• [Written task]: Quote the entries that follow exactly, leaving none out.
[start of Dataset records]
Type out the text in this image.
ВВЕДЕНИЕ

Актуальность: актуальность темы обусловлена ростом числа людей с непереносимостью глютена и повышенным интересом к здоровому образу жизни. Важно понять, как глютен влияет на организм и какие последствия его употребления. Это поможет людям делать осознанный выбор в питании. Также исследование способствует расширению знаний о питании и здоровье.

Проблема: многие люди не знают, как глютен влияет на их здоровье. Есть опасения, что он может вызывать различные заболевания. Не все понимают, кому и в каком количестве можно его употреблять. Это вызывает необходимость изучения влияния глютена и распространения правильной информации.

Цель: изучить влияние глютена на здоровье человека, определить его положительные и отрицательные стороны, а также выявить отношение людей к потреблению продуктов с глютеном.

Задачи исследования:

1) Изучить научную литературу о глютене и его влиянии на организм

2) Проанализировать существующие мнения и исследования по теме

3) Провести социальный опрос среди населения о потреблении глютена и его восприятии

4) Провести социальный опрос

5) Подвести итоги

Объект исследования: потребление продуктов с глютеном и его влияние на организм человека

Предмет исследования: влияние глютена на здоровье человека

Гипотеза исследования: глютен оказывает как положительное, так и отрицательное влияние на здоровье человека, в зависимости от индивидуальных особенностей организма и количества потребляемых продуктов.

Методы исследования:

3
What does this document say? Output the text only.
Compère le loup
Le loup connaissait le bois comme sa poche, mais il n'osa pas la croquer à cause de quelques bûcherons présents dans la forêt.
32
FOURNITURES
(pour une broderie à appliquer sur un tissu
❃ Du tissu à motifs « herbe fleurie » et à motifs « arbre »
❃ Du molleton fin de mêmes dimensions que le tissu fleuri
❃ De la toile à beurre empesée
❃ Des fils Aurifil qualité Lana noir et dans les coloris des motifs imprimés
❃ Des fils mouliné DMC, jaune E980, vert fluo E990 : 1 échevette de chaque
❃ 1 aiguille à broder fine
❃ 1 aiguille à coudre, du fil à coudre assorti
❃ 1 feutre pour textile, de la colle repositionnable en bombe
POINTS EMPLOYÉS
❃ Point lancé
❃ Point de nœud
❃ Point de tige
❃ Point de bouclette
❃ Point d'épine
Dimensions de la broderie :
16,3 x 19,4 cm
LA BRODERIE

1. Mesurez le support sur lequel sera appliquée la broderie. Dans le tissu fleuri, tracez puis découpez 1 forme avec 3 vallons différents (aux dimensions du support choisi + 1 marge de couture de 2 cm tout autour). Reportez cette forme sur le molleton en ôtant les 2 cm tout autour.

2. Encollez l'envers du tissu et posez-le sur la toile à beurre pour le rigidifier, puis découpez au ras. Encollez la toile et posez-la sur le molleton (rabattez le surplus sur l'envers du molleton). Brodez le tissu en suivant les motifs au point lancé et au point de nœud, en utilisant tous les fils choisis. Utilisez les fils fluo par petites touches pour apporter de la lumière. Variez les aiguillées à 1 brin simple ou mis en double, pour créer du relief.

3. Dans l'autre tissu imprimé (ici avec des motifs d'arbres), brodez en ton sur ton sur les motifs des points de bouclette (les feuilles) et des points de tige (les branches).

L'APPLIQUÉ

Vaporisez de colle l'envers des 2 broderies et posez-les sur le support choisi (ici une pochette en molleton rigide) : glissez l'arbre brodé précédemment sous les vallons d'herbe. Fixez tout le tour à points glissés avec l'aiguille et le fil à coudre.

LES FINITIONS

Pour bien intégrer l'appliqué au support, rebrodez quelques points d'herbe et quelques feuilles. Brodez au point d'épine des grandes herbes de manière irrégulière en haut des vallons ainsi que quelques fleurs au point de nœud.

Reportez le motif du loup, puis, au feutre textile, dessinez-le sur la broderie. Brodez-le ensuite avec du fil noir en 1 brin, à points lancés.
[end of Dataset records]
• [Expected answer]:
Type out the text in this image.
ВВЕДЕНИЕ

Актуальность: актуальность темы обусловлена ростом числа людей с непереносимостью глютена и повышенным интересом к здоровому образу жизни. Важно понять, как глютен влияет на организм и какие последствия его употребления. Это поможет людям делать осознанный выбор в питании. Также исследование способствует расширению знаний о питании и здоровье.

Проблема: многие люди не знают, как глютен влияет на их здоровье. Есть опасения, что он может вызывать различные заболевания. Не все понимают, кому и в каком количестве можно его употреблять. Это вызывает необходимость изучения влияния глютена и распространения правильной информации.

Цель: изучить влияние глютена на здоровье человека, определить его положительные и отрицательные стороны, а также выявить отношение людей к потреблению продуктов с глютеном.

Задачи исследования:

1) Изучить научную литературу о глютене и его влиянии на организм

2) Проанализировать существующие мнения и исследования по теме

3) Провести социальный опрос среди населения о потреблении глютена и его восприятии

4) Провести социальный опрос

5) Подвести итоги

Объект исследования: потребление продуктов с глютеном и его влияние на организм человека

Предмет исследования: влияние глютена на здоровье человека

Гипотеза исследования: глютен оказывает как положительное, так и отрицательное влияние на здоровье человека, в зависимости от индивидуальных особенностей организма и количества потребляемых продуктов.

Методы исследования:

3
What does this document say? Output the text only.
Compère le loup
Le loup connaissait le bois comme sa poche, mais il n'osa pas la croquer à cause de quelques bûcherons présents dans la forêt.
32
FOURNITURES
(pour une broderie à appliquer sur un tissu
❃ Du tissu à motifs « herbe fleurie » et à motifs « arbre »
❃ Du molleton fin de mêmes dimensions que le tissu fleuri
❃ De la toile à beurre empesée
❃ Des fils Aurifil qualité Lana noir et dans les coloris des motifs imprimés
❃ Des fils mouliné DMC, jaune E980, vert fluo E990 : 1 échevette de chaque
❃ 1 aiguille à broder fine
❃ 1 aiguille à coudre, du fil à coudre assorti
❃ 1 feutre pour textile, de la colle repositionnable en bombe
POINTS EMPLOYÉS
❃ Point lancé
❃ Point de nœud
❃ Point de tige
❃ Point de bouclette
❃ Point d'épine
Dimensions de la broderie :
16,3 x 19,4 cm
LA BRODERIE

1. Mesurez le support sur lequel sera appliquée la broderie. Dans le tissu fleuri, tracez puis découpez 1 forme avec 3 vallons différents (aux dimensions du support choisi + 1 marge de couture de 2 cm tout autour). Reportez cette forme sur le molleton en ôtant les 2 cm tout autour.

2. Encollez l'envers du tissu et posez-le sur la toile à beurre pour le rigidifier, puis découpez au ras. Encollez la toile et posez-la sur le molleton (rabattez le surplus sur l'envers du molleton). Brodez le tissu en suivant les motifs au point lancé et au point de nœud, en utilisant tous les fils choisis. Utilisez les fils fluo par petites touches pour apporter de la lumière. Variez les aiguillées à 1 brin simple ou mis en double, pour créer du relief.

3. Dans l'autre tissu imprimé (ici avec des motifs d'arbres), brodez en ton sur ton sur les motifs des points de bouclette (les feuilles) et des points de tige (les branches).

L'APPLIQUÉ

Vaporisez de colle l'envers des 2 broderies et posez-les sur le support choisi (ici une pochette en molleton rigide) : glissez l'arbre brodé précédemment sous les vallons d'herbe. Fixez tout le tour à points glissés avec l'aiguille et le fil à coudre.

LES FINITIONS

Pour bien intégrer l'appliqué au support, rebrodez quelques points d'herbe et quelques feuilles. Brodez au point d'épine des grandes herbes de manière irrégulière en haut des vallons ainsi que quelques fleurs au point de nœud.

Reportez le motif du loup, puis, au feutre textile, dessinez-le sur la broderie. Brodez-le ensuite avec du fil noir en 1 brin, à points lancés.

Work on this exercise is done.